■ DATA TO USE
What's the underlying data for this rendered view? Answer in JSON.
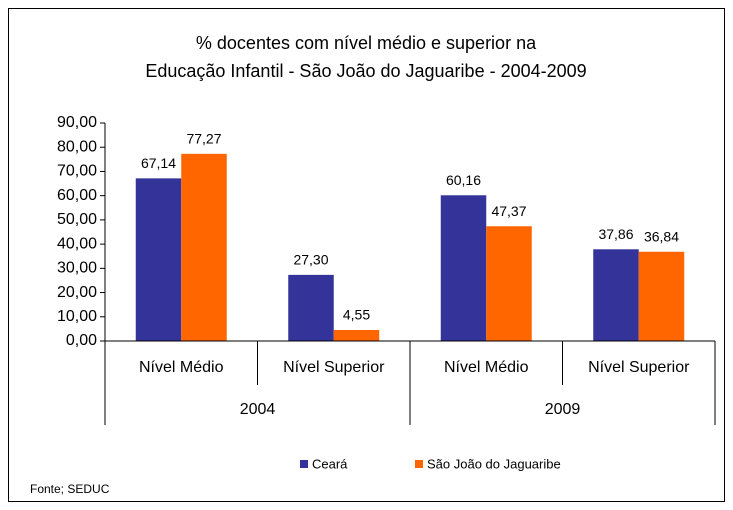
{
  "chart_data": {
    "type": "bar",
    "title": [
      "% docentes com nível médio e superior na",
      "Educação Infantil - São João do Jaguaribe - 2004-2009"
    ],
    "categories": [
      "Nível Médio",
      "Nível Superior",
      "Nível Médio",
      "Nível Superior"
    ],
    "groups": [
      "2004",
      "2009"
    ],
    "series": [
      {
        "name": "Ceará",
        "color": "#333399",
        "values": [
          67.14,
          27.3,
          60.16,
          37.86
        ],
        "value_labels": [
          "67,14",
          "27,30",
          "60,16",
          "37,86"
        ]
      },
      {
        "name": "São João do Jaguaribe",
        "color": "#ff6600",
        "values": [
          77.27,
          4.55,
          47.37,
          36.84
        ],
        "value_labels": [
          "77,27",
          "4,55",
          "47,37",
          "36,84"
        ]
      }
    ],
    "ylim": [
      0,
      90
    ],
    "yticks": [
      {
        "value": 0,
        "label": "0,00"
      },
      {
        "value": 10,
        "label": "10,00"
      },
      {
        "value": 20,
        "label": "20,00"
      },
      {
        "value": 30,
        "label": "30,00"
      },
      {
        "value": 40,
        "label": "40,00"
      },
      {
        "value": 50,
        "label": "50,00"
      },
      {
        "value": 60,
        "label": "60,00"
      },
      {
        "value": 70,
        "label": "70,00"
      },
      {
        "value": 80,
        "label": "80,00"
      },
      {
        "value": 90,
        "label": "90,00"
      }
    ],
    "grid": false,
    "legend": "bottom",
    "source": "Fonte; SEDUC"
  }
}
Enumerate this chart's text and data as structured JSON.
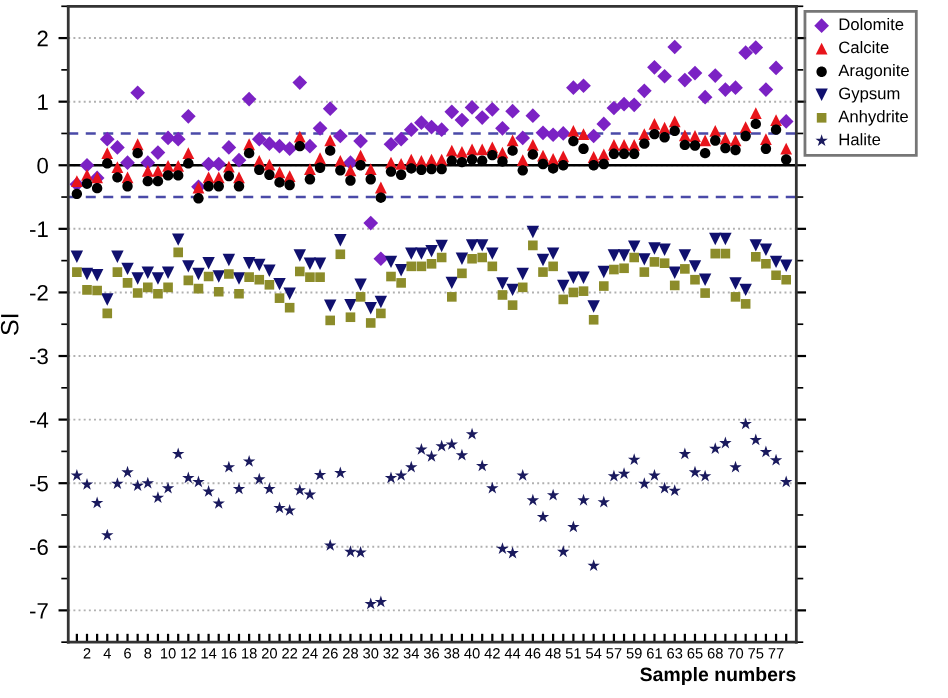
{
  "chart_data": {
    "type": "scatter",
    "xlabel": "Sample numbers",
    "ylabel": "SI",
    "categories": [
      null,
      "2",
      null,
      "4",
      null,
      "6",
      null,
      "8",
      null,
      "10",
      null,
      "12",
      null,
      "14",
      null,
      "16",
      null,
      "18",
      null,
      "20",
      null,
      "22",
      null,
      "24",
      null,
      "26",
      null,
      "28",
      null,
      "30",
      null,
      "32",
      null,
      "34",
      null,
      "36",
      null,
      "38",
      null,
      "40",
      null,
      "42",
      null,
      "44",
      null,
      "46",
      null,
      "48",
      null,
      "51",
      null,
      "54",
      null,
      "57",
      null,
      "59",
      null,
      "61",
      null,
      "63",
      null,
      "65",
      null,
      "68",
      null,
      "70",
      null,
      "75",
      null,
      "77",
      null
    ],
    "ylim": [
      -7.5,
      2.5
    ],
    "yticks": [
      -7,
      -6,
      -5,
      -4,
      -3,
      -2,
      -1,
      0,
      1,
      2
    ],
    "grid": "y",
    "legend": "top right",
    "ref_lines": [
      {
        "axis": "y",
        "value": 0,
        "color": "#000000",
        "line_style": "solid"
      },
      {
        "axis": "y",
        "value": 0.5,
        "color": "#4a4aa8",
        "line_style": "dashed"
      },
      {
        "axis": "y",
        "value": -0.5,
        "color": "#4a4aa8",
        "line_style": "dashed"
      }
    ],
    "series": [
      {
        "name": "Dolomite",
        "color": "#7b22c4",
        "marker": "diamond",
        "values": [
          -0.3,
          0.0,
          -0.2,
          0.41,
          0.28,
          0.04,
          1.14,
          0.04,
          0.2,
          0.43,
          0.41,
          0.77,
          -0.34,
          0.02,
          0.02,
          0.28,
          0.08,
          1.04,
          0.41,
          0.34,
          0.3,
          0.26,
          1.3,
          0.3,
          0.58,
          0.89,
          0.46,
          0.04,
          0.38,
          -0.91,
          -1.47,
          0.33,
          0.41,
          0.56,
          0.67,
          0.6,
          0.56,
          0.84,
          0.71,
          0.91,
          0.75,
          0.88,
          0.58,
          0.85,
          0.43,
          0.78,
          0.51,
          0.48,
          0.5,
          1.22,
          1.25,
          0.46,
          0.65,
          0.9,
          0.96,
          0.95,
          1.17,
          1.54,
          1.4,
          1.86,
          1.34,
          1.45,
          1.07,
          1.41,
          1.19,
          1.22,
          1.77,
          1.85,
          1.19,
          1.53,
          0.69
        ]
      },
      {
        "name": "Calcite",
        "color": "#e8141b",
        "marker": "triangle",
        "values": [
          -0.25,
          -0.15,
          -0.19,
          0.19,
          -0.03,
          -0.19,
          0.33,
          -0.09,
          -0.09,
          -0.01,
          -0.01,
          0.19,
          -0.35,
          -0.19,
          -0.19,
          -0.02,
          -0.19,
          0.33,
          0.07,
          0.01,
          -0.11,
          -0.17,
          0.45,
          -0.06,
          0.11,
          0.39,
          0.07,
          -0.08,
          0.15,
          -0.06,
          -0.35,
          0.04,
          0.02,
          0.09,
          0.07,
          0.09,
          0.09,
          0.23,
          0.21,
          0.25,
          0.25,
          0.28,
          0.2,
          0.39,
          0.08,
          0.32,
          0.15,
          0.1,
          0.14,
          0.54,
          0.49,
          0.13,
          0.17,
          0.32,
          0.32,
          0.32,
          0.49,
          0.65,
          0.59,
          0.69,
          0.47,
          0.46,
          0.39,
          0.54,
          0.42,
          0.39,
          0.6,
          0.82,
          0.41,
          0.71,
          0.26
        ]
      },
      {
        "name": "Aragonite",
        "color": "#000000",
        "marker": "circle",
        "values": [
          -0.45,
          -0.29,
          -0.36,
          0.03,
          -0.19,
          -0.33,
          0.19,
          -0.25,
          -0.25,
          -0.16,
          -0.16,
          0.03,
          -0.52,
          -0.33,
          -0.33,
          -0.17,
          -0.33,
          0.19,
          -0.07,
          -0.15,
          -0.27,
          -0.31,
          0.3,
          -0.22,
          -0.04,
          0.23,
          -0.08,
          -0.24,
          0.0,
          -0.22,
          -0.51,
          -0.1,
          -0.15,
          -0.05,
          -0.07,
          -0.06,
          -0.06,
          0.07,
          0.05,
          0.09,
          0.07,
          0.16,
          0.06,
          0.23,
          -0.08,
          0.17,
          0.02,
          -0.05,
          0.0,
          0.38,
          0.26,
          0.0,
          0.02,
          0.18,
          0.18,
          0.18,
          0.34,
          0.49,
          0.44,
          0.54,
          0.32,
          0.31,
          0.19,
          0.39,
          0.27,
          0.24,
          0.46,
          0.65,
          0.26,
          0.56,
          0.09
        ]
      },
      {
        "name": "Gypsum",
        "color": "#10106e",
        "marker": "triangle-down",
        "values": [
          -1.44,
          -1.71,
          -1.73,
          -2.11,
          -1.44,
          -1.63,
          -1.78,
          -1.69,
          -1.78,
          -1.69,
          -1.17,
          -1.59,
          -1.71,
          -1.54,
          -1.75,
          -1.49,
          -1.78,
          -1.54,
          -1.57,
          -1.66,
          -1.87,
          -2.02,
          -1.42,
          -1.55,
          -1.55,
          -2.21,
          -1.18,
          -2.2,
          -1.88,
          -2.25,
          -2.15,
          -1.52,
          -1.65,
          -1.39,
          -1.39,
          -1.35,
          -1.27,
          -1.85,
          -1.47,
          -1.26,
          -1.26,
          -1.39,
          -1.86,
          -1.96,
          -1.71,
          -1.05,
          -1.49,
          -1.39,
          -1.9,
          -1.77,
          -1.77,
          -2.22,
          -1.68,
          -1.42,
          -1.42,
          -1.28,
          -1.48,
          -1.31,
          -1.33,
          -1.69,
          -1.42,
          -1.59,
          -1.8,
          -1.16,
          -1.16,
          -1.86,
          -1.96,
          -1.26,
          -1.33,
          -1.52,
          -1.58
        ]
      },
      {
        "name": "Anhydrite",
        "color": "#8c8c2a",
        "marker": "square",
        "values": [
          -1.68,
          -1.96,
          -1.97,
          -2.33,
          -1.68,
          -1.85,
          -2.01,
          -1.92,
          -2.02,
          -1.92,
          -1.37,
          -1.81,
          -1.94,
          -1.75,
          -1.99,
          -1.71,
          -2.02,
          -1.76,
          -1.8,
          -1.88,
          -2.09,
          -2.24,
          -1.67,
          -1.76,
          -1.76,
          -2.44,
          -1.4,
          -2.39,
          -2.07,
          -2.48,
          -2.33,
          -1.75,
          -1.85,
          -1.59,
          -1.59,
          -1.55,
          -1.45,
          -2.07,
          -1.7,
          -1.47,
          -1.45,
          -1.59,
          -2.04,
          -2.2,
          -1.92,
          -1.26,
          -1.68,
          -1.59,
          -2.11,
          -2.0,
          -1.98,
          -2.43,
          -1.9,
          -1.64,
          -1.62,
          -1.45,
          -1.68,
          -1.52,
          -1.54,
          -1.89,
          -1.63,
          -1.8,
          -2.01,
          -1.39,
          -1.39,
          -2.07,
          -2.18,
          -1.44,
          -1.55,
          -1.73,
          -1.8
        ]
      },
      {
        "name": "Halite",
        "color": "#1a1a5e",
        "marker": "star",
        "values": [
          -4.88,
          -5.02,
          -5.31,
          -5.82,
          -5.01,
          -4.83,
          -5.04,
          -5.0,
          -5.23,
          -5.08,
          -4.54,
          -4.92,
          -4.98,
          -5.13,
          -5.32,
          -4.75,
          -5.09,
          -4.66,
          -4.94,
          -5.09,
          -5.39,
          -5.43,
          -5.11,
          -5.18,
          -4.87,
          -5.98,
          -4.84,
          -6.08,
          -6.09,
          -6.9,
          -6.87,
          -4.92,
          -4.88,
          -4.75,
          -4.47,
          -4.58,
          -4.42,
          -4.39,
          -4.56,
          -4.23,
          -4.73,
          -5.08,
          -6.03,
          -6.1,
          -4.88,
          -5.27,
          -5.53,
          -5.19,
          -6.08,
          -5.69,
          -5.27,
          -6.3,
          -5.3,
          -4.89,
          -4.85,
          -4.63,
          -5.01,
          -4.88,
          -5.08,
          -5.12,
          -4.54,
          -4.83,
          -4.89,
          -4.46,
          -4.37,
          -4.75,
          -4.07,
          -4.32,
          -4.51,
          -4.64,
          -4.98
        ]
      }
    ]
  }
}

==

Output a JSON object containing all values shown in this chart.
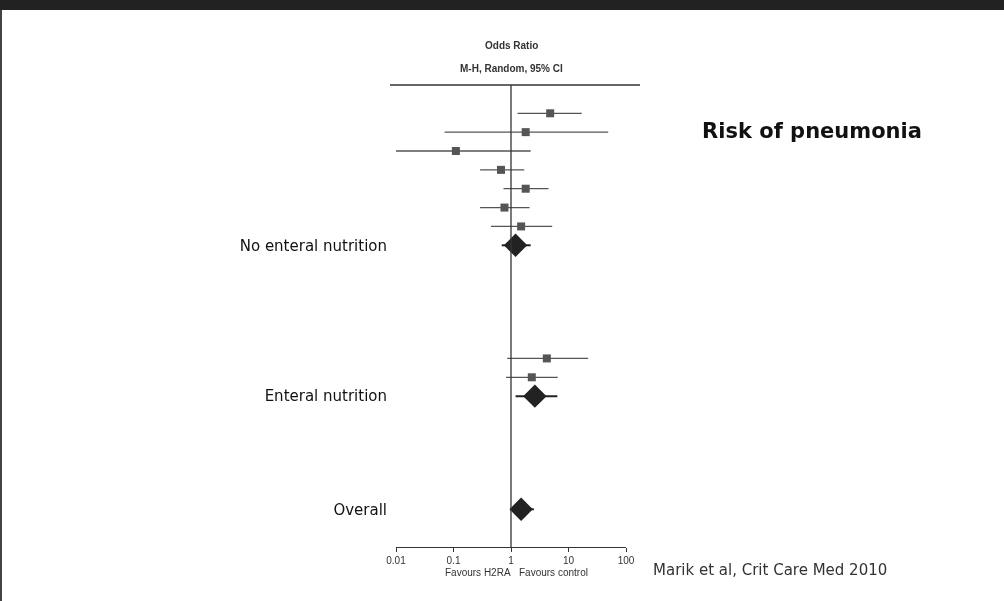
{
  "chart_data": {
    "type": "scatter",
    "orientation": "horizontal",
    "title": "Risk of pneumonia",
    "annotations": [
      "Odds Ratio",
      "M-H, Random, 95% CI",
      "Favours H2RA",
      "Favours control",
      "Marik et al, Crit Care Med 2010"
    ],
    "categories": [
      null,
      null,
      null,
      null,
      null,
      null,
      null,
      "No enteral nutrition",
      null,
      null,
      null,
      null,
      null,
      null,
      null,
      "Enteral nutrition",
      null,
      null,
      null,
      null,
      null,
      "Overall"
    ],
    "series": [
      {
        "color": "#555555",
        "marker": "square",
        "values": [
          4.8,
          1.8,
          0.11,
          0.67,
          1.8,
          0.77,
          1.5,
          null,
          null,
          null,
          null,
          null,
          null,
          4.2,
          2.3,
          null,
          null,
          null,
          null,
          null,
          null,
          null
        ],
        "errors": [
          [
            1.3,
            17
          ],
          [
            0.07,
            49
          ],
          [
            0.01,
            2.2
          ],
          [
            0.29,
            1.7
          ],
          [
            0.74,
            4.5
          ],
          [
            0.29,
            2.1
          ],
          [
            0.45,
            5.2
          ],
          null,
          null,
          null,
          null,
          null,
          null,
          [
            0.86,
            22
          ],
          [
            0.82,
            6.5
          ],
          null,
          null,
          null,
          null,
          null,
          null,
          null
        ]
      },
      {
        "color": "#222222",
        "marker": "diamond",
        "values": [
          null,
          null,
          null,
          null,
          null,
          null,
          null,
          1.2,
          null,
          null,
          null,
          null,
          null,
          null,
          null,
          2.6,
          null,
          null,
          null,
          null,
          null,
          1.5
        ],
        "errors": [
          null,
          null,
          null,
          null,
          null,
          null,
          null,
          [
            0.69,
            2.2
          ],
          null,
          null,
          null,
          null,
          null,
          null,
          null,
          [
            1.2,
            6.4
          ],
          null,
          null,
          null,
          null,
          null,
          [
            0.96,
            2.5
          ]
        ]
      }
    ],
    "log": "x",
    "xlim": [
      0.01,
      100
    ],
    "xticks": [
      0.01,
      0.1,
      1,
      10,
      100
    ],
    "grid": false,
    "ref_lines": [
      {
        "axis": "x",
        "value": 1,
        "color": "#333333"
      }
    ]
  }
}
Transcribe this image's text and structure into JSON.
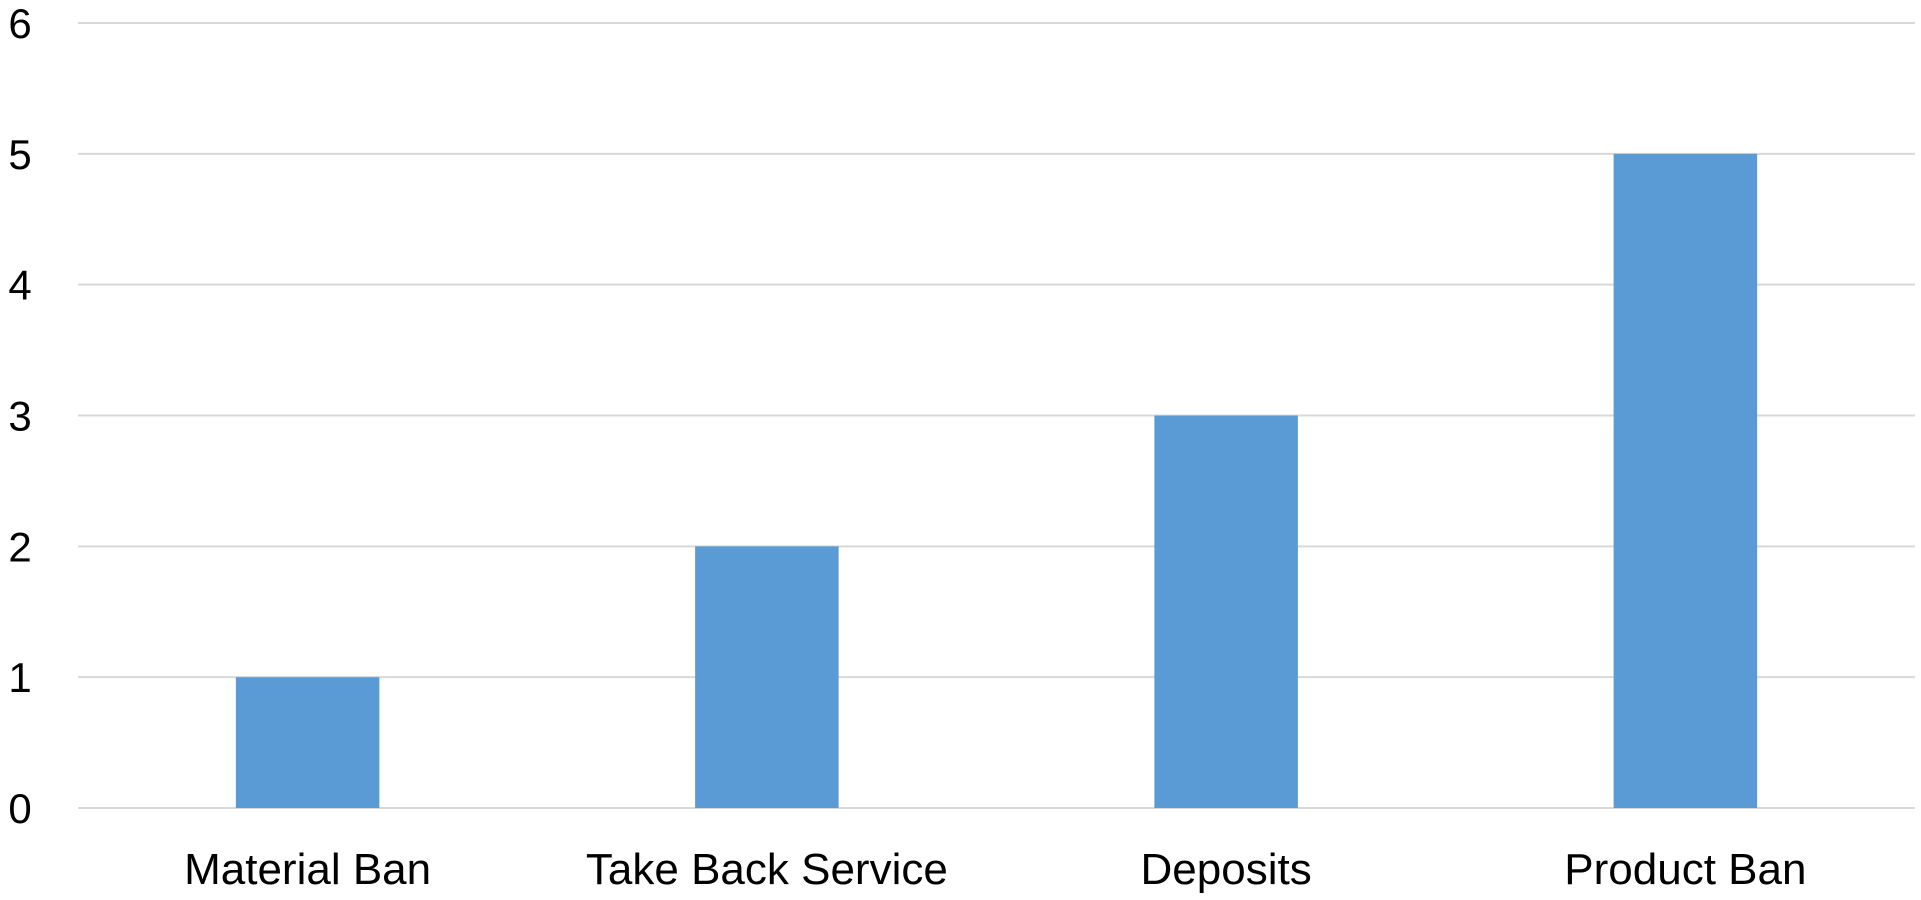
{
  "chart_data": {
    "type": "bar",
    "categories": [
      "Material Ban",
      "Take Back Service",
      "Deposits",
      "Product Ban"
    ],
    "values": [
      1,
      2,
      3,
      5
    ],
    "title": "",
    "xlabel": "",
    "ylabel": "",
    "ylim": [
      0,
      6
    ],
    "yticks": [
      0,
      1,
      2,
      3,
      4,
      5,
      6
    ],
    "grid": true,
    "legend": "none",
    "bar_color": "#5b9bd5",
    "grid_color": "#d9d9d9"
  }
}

■ WORK TO COMPLETE
Pick out every line of the listing containing the word "triangle", and show those lines.

■ THE OUTPUT
        "marker": "triangle",
        "marker": "triangle-down",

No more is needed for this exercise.